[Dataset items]

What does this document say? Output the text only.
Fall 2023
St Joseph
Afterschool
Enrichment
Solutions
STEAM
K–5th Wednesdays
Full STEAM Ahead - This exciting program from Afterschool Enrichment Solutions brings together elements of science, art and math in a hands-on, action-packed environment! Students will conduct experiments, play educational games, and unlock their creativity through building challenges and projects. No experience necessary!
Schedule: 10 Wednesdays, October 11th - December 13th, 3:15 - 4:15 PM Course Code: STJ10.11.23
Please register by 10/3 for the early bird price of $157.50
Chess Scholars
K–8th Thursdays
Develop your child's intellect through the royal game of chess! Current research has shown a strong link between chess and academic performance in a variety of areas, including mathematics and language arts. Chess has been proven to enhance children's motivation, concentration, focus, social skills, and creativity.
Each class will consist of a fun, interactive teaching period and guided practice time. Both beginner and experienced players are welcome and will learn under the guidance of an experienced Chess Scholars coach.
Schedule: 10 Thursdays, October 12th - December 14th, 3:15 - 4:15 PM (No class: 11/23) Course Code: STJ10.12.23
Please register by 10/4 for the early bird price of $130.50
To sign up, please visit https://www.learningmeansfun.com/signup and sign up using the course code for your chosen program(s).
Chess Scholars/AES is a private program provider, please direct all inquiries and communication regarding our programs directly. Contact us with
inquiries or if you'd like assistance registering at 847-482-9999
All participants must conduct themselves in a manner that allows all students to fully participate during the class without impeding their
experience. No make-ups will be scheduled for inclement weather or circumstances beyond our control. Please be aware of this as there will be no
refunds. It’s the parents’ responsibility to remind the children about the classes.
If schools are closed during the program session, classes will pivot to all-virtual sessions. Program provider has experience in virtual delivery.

...

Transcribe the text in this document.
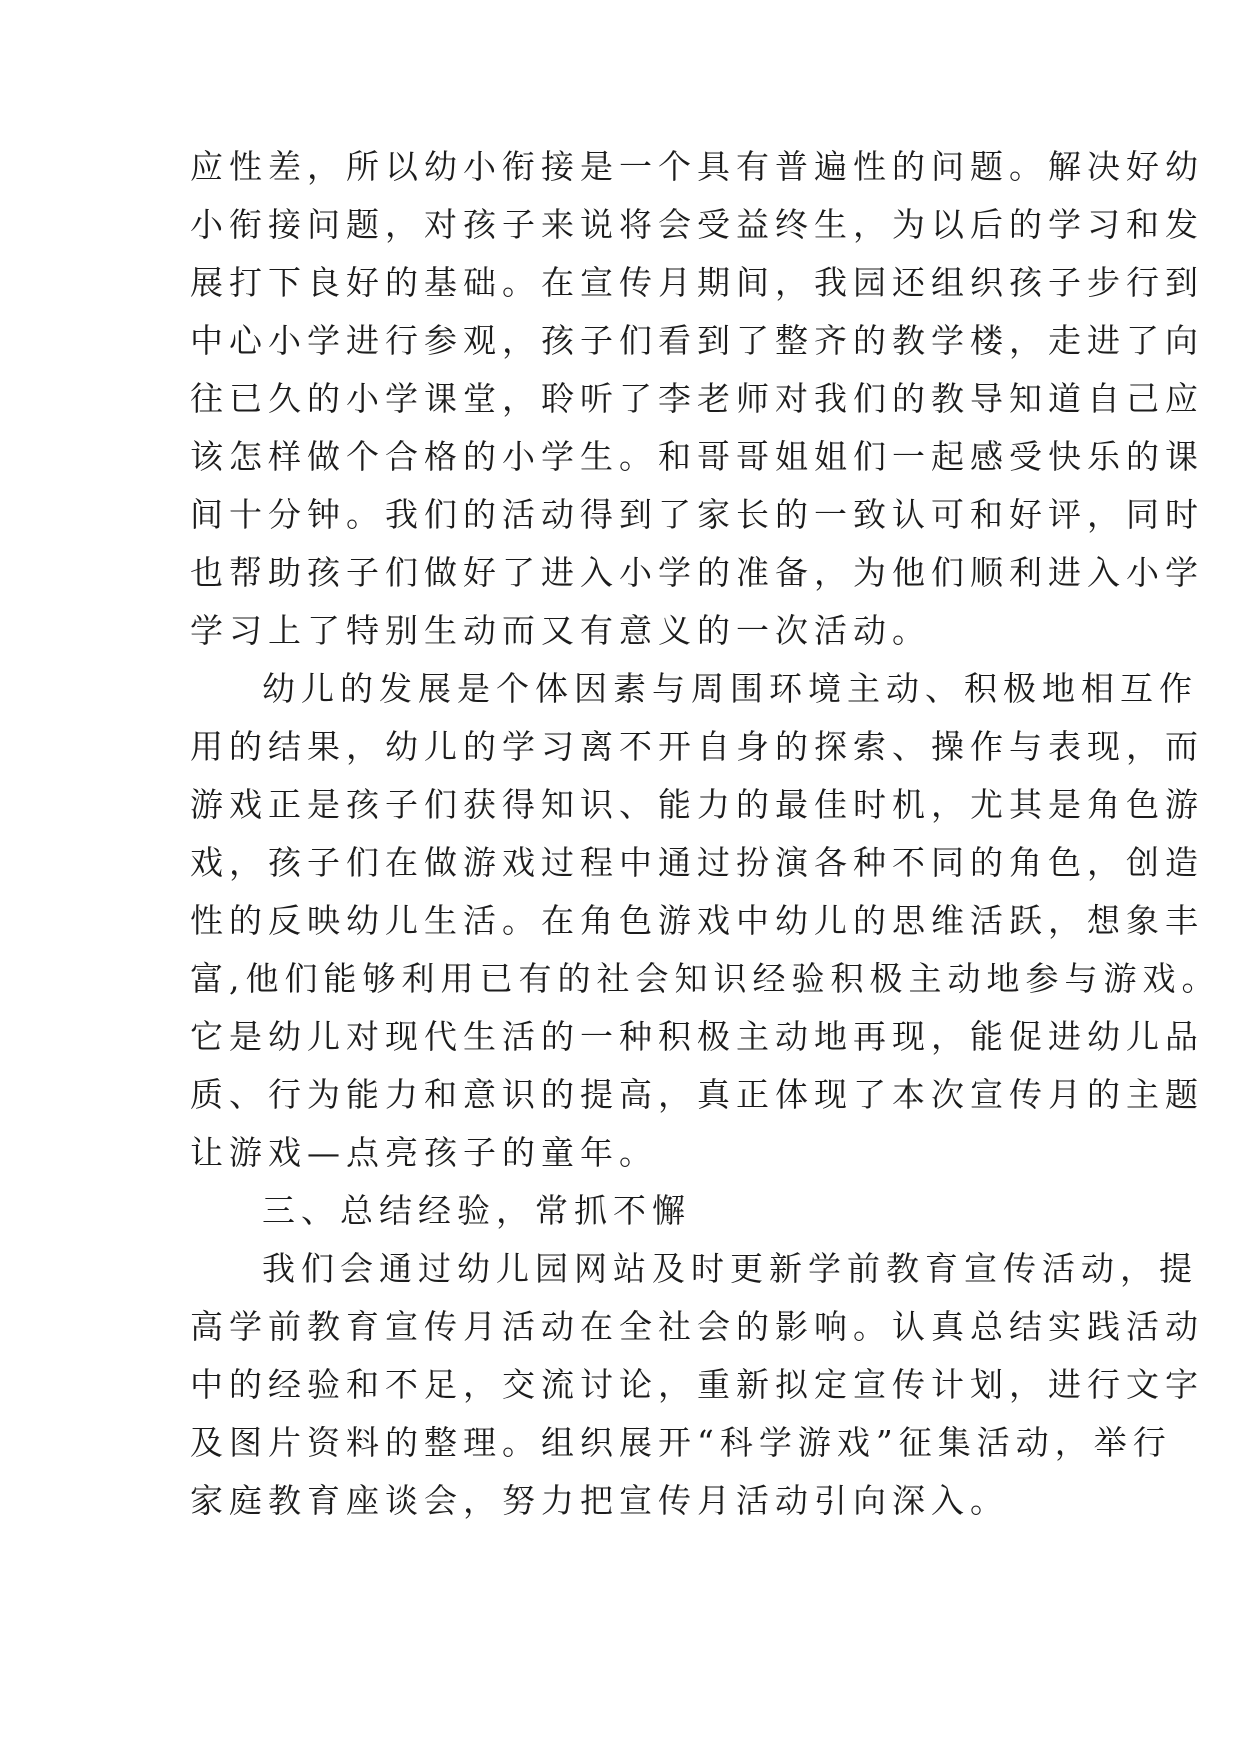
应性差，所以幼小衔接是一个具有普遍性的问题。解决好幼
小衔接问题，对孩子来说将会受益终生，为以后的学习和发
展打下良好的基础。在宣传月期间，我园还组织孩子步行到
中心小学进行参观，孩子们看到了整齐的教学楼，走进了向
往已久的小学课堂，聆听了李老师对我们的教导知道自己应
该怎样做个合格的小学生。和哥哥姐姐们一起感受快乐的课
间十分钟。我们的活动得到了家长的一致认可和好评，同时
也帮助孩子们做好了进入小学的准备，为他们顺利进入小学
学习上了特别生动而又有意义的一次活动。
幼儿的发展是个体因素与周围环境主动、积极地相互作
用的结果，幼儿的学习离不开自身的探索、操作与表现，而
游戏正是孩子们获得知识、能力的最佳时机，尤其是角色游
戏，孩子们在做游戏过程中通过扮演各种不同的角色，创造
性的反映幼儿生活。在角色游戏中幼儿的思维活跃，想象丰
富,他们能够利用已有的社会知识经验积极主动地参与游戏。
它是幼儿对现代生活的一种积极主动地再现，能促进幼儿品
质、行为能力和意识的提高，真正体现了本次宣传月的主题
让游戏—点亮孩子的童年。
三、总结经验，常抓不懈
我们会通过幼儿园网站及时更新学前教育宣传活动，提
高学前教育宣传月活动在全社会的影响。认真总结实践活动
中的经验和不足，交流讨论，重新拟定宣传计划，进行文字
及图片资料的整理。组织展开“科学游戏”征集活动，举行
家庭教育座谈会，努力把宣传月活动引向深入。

SET EXERCISE:
Look above for every line with the word "provider" and copy it.

WRITTEN SOLUTION:
Chess Scholars/AES is a private program provider, please direct all inquiries and communication regarding our programs directly. Contact us with
If schools are closed during the program session, classes will pivot to all-virtual sessions. Program provider has experience in virtual delivery.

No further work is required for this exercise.